_Problem to work on_: Pick out and copy every line in the rows below that contains the string "right". Case counts.

_Data lines_:
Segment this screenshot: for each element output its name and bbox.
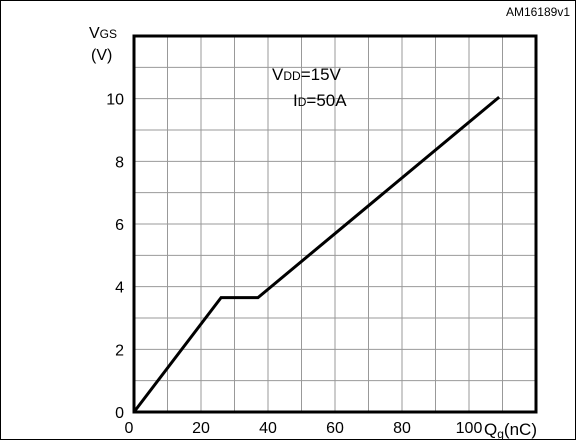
y-tick-label: 2	[115, 342, 124, 359]
x-tick-label: 20	[192, 420, 210, 437]
tick-labels: 0 20 40 60 80 100 0 2 4 6 8 10	[106, 92, 482, 437]
y-tick-label: 6	[115, 217, 124, 234]
y-axis-label: VGS	[89, 25, 117, 42]
series-line	[132, 95, 501, 413]
plot-area-border	[132, 34, 538, 414]
x-tick-label: 0	[125, 420, 134, 437]
x-tick-label: 80	[393, 420, 411, 437]
y-tick-label: 8	[115, 154, 124, 171]
x-axis-label: Qg(nC)	[484, 420, 537, 440]
figure-id: AM16189v1	[506, 5, 570, 19]
y-tick-label: 0	[115, 405, 124, 422]
x-tick-label: 60	[326, 420, 344, 437]
x-tick-label: 40	[259, 420, 277, 437]
y-axis-unit: (V)	[91, 47, 112, 64]
y-tick-label: 10	[106, 92, 124, 109]
x-tick-label: 100	[456, 420, 483, 437]
y-tick-label: 4	[115, 280, 124, 297]
vdd-annotation: VDD=15V	[272, 65, 342, 84]
grid-lines	[134, 36, 536, 412]
id-annotation: ID=50A	[293, 91, 347, 110]
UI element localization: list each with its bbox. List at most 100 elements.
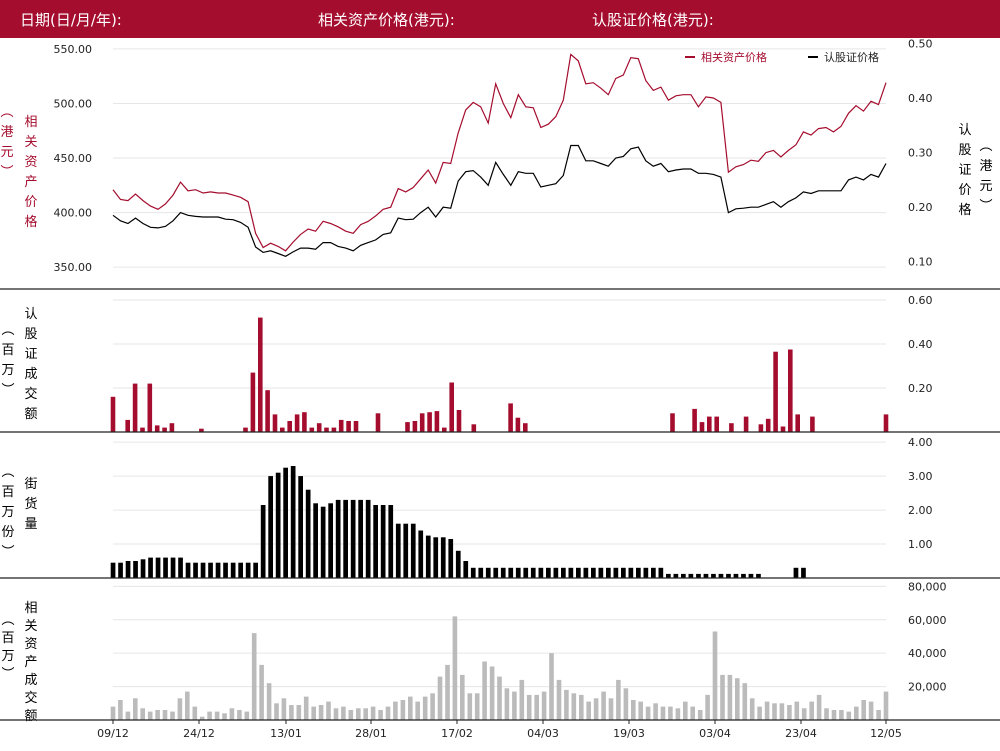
asset-turnover-bar bbox=[408, 696, 413, 720]
asset-price-label: 相关资产价格(港元): bbox=[318, 11, 455, 29]
price-left-axis-label-char: 产 bbox=[24, 175, 37, 190]
warrant-turnover-bar bbox=[294, 414, 300, 432]
outstanding-bar bbox=[500, 567, 506, 578]
warrant-turnover-axis-unit-char: 百 bbox=[1, 343, 14, 358]
warrant-turnover-bar bbox=[287, 421, 292, 432]
price-left-axis-label-char: 关 bbox=[24, 135, 37, 150]
warrant-turnover-bar bbox=[405, 422, 410, 432]
outstanding-bar bbox=[133, 561, 138, 578]
outstanding-bar bbox=[681, 573, 686, 578]
outstanding-bar bbox=[448, 539, 454, 578]
x-tick-label: 24/12 bbox=[183, 727, 215, 740]
outstanding-bar bbox=[538, 567, 544, 578]
price-right-tick-label: 0.40 bbox=[908, 92, 933, 105]
outstanding-bar bbox=[508, 567, 514, 578]
warrant-turnover-bar bbox=[765, 418, 771, 432]
price-left-tick-label: 500.00 bbox=[54, 97, 93, 110]
outstanding-axis-unit-char: ︵ bbox=[1, 465, 14, 480]
outstanding-bar bbox=[793, 567, 799, 578]
outstanding-bar bbox=[313, 503, 318, 578]
asset-turnover-bar bbox=[735, 678, 740, 720]
asset-turnover-bar bbox=[608, 698, 614, 720]
asset-turnover-bar bbox=[504, 688, 510, 720]
asset-turnover-bar bbox=[631, 700, 636, 720]
asset-turnover-bar bbox=[556, 679, 562, 720]
price-left-axis-label: 相关资产价格 bbox=[24, 115, 37, 230]
warrant-turnover-bar bbox=[442, 427, 447, 432]
asset-turnover-axis-label-char: 关 bbox=[24, 619, 37, 634]
warrant-turnover-bar bbox=[427, 412, 432, 432]
outstanding-bar bbox=[583, 567, 589, 578]
asset-turnover-bar bbox=[259, 664, 264, 720]
outstanding-bar bbox=[245, 562, 251, 578]
price-right-axis-unit-char: ︵ bbox=[979, 139, 992, 154]
asset-turnover-bar bbox=[861, 700, 866, 720]
price-left-axis-unit-char: ︵ bbox=[0, 105, 13, 120]
outstanding-bar bbox=[418, 530, 424, 578]
warrant-turnover-bar bbox=[147, 383, 153, 432]
warrant-turnover-bar bbox=[795, 414, 800, 432]
asset-turnover-bar bbox=[839, 710, 844, 720]
asset-turnover-axis-label-char: 成 bbox=[24, 673, 37, 688]
outstanding-bar bbox=[606, 567, 611, 578]
warrant-turnover-axis-label-char: 证 bbox=[24, 347, 37, 362]
outstanding-axis-label-char: 量 bbox=[24, 517, 37, 532]
outstanding-axis-unit: ︵ 百万份 ︶ bbox=[1, 465, 14, 560]
outstanding-bar bbox=[365, 499, 371, 578]
outstanding-bar bbox=[591, 567, 596, 578]
warrant-turnover-axis-unit-char: ︶ bbox=[1, 383, 14, 398]
warrant-turnover-bar bbox=[508, 403, 513, 432]
price-right-tick-label: 0.10 bbox=[908, 256, 933, 269]
warrant-turnover-bar bbox=[434, 411, 440, 432]
asset-turnover-bar bbox=[289, 705, 294, 720]
warrant-price-line bbox=[112, 144, 887, 257]
price-right-axis-unit-char: 元 bbox=[979, 179, 992, 194]
outstanding-bar bbox=[651, 567, 656, 578]
warrant-turnover-bar bbox=[324, 427, 329, 432]
asset-turnover-bar bbox=[757, 706, 762, 720]
asset-turnover-bar bbox=[675, 708, 681, 720]
price-left-tick-label: 400.00 bbox=[54, 207, 93, 220]
outstanding-bar bbox=[163, 557, 168, 578]
outstanding-bar bbox=[576, 567, 581, 578]
warrant-turnover-bar bbox=[692, 408, 697, 432]
asset-turnover-bar bbox=[460, 674, 465, 720]
asset-turnover-bar bbox=[333, 708, 339, 720]
asset-turnover-bar bbox=[668, 706, 673, 720]
warrant-turnover-bar bbox=[154, 425, 160, 432]
warrant-turnover-bar bbox=[140, 427, 145, 432]
warrant-turnover-bar bbox=[162, 427, 167, 432]
outstanding-bar bbox=[463, 561, 469, 578]
warrant-turnover-bar bbox=[338, 419, 344, 432]
warrant-turnover-tick-label: 0.40 bbox=[908, 338, 933, 351]
price-left-tick-label: 350.00 bbox=[54, 261, 93, 274]
asset-turnover-bar bbox=[854, 706, 859, 720]
asset-turnover-axis-label-char: 交 bbox=[24, 690, 37, 706]
outstanding-bar bbox=[741, 573, 746, 578]
outstanding-bar bbox=[178, 557, 183, 578]
outstanding-bar bbox=[328, 503, 333, 578]
warrant-turnover-bar bbox=[258, 317, 263, 432]
outstanding-bar bbox=[268, 476, 273, 578]
asset-turnover-bar bbox=[883, 691, 889, 720]
price-left-axis-label-char: 资 bbox=[24, 155, 37, 170]
warrant-turnover-bar bbox=[773, 351, 778, 432]
outstanding-axis-label: 街货量 bbox=[24, 477, 37, 532]
asset-turnover-bar bbox=[251, 633, 257, 720]
asset-turnover-bar bbox=[705, 694, 710, 720]
asset-turnover-bar bbox=[110, 706, 116, 720]
asset-turnover-bar bbox=[125, 711, 131, 720]
asset-turnover-bar bbox=[356, 708, 361, 720]
asset-turnover-bar bbox=[541, 691, 547, 720]
outstanding-bar bbox=[636, 567, 641, 578]
asset-turnover-bar bbox=[601, 691, 606, 720]
asset-turnover-axis-label-char: 产 bbox=[24, 655, 37, 670]
warrant-turnover-axis-unit-char: ︵ bbox=[1, 323, 14, 338]
outstanding-bar bbox=[110, 562, 116, 578]
warrant-turnover-bar bbox=[670, 413, 675, 432]
outstanding-bar bbox=[193, 562, 198, 578]
asset-turnover-bar bbox=[266, 683, 272, 720]
asset-turnover-bar bbox=[846, 711, 852, 720]
chart-area: 550.00 500.00 450.00 400.00 350.00 0.50 0.40 0.… bbox=[0, 38, 1000, 740]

_Answer for the task_:
price-right-tick-label: 0.40 bbox=[908, 92, 933, 105]
price-right-axis-unit-char: ︵ bbox=[979, 139, 992, 154]
price-right-tick-label: 0.10 bbox=[908, 256, 933, 269]
price-right-axis-unit-char: 元 bbox=[979, 179, 992, 194]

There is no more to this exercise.